(PROVIDED DATA):
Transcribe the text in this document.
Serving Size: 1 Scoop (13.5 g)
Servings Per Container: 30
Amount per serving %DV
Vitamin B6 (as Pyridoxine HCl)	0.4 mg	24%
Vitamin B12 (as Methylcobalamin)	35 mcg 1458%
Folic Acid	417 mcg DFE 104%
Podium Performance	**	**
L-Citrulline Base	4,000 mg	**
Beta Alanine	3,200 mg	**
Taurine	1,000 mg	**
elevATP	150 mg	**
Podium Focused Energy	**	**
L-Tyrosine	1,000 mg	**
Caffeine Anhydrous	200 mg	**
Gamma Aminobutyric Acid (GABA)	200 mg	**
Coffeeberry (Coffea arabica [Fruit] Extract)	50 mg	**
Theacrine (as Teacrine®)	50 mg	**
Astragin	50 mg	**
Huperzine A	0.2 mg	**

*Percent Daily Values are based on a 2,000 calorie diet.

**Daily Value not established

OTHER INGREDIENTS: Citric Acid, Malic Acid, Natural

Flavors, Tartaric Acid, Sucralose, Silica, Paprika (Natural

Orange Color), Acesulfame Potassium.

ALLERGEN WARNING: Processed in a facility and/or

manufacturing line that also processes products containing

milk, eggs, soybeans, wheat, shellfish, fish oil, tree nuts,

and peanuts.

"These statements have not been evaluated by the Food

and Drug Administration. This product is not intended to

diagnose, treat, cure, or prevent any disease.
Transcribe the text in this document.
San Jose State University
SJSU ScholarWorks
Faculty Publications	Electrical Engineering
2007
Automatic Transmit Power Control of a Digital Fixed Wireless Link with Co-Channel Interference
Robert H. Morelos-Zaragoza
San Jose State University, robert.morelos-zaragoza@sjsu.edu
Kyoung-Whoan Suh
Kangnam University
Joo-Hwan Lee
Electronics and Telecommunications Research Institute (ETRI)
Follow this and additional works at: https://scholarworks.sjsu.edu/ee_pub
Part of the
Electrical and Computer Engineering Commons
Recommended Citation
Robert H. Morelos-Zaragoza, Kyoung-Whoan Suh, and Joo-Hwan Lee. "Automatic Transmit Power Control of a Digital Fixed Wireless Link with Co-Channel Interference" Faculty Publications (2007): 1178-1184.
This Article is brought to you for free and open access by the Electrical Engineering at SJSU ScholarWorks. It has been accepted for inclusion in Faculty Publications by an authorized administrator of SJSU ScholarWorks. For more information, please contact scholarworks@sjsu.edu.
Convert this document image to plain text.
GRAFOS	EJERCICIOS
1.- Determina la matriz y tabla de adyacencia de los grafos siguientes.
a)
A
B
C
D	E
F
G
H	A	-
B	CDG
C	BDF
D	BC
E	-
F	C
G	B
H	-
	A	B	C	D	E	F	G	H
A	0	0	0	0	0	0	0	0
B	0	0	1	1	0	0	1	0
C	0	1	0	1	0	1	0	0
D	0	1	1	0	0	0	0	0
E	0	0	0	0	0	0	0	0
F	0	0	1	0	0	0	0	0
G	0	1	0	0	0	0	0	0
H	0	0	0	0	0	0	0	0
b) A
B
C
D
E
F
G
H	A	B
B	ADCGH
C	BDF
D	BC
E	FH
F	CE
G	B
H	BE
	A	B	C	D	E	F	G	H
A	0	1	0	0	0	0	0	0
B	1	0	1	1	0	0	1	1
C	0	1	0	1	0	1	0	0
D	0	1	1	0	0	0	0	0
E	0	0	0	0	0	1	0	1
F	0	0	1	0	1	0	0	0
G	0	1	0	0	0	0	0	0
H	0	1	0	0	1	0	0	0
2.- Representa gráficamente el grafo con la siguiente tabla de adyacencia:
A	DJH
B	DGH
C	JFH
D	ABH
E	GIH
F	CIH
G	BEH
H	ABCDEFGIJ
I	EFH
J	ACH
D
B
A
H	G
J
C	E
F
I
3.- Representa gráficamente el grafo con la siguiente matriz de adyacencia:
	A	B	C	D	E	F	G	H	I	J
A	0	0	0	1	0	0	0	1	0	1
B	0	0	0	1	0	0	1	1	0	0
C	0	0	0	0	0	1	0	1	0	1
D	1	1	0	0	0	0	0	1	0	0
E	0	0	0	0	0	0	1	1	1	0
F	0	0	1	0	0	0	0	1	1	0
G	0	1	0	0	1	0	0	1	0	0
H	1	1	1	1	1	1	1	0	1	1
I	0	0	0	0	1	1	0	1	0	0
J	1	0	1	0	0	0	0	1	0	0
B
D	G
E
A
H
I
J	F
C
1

(YOUR GOAL):
Reproduce the records above exactly.

(TASK RESULT):
Transcribe the text in this document.
Serving Size: 1 Scoop (13.5 g)
Servings Per Container: 30
Amount per serving %DV
Vitamin B6 (as Pyridoxine HCl)	0.4 mg	24%
Vitamin B12 (as Methylcobalamin)	35 mcg 1458%
Folic Acid	417 mcg DFE 104%
Podium Performance	**	**
L-Citrulline Base	4,000 mg	**
Beta Alanine	3,200 mg	**
Taurine	1,000 mg	**
elevATP	150 mg	**
Podium Focused Energy	**	**
L-Tyrosine	1,000 mg	**
Caffeine Anhydrous	200 mg	**
Gamma Aminobutyric Acid (GABA)	200 mg	**
Coffeeberry (Coffea arabica [Fruit] Extract)	50 mg	**
Theacrine (as Teacrine®)	50 mg	**
Astragin	50 mg	**
Huperzine A	0.2 mg	**

*Percent Daily Values are based on a 2,000 calorie diet.

**Daily Value not established

OTHER INGREDIENTS: Citric Acid, Malic Acid, Natural

Flavors, Tartaric Acid, Sucralose, Silica, Paprika (Natural

Orange Color), Acesulfame Potassium.

ALLERGEN WARNING: Processed in a facility and/or

manufacturing line that also processes products containing

milk, eggs, soybeans, wheat, shellfish, fish oil, tree nuts,

and peanuts.

"These statements have not been evaluated by the Food

and Drug Administration. This product is not intended to

diagnose, treat, cure, or prevent any disease.
Transcribe the text in this document.
San Jose State University
SJSU ScholarWorks
Faculty Publications	Electrical Engineering
2007
Automatic Transmit Power Control of a Digital Fixed Wireless Link with Co-Channel Interference
Robert H. Morelos-Zaragoza
San Jose State University, robert.morelos-zaragoza@sjsu.edu
Kyoung-Whoan Suh
Kangnam University
Joo-Hwan Lee
Electronics and Telecommunications Research Institute (ETRI)
Follow this and additional works at: https://scholarworks.sjsu.edu/ee_pub
Part of the
Electrical and Computer Engineering Commons
Recommended Citation
Robert H. Morelos-Zaragoza, Kyoung-Whoan Suh, and Joo-Hwan Lee. "Automatic Transmit Power Control of a Digital Fixed Wireless Link with Co-Channel Interference" Faculty Publications (2007): 1178-1184.
This Article is brought to you for free and open access by the Electrical Engineering at SJSU ScholarWorks. It has been accepted for inclusion in Faculty Publications by an authorized administrator of SJSU ScholarWorks. For more information, please contact scholarworks@sjsu.edu.
Convert this document image to plain text.
GRAFOS	EJERCICIOS
1.- Determina la matriz y tabla de adyacencia de los grafos siguientes.
a)
A
B
C
D	E
F
G
H	A	-
B	CDG
C	BDF
D	BC
E	-
F	C
G	B
H	-
	A	B	C	D	E	F	G	H
A	0	0	0	0	0	0	0	0
B	0	0	1	1	0	0	1	0
C	0	1	0	1	0	1	0	0
D	0	1	1	0	0	0	0	0
E	0	0	0	0	0	0	0	0
F	0	0	1	0	0	0	0	0
G	0	1	0	0	0	0	0	0
H	0	0	0	0	0	0	0	0
b) A
B
C
D
E
F
G
H	A	B
B	ADCGH
C	BDF
D	BC
E	FH
F	CE
G	B
H	BE
	A	B	C	D	E	F	G	H
A	0	1	0	0	0	0	0	0
B	1	0	1	1	0	0	1	1
C	0	1	0	1	0	1	0	0
D	0	1	1	0	0	0	0	0
E	0	0	0	0	0	1	0	1
F	0	0	1	0	1	0	0	0
G	0	1	0	0	0	0	0	0
H	0	1	0	0	1	0	0	0
2.- Representa gráficamente el grafo con la siguiente tabla de adyacencia:
A	DJH
B	DGH
C	JFH
D	ABH
E	GIH
F	CIH
G	BEH
H	ABCDEFGIJ
I	EFH
J	ACH
D
B
A
H	G
J
C	E
F
I
3.- Representa gráficamente el grafo con la siguiente matriz de adyacencia:
	A	B	C	D	E	F	G	H	I	J
A	0	0	0	1	0	0	0	1	0	1
B	0	0	0	1	0	0	1	1	0	0
C	0	0	0	0	0	1	0	1	0	1
D	1	1	0	0	0	0	0	1	0	0
E	0	0	0	0	0	0	1	1	1	0
F	0	0	1	0	0	0	0	1	1	0
G	0	1	0	0	1	0	0	1	0	0
H	1	1	1	1	1	1	1	0	1	1
I	0	0	0	0	1	1	0	1	0	0
J	1	0	1	0	0	0	0	1	0	0
B
D	G
E
A
H
I
J	F
C
1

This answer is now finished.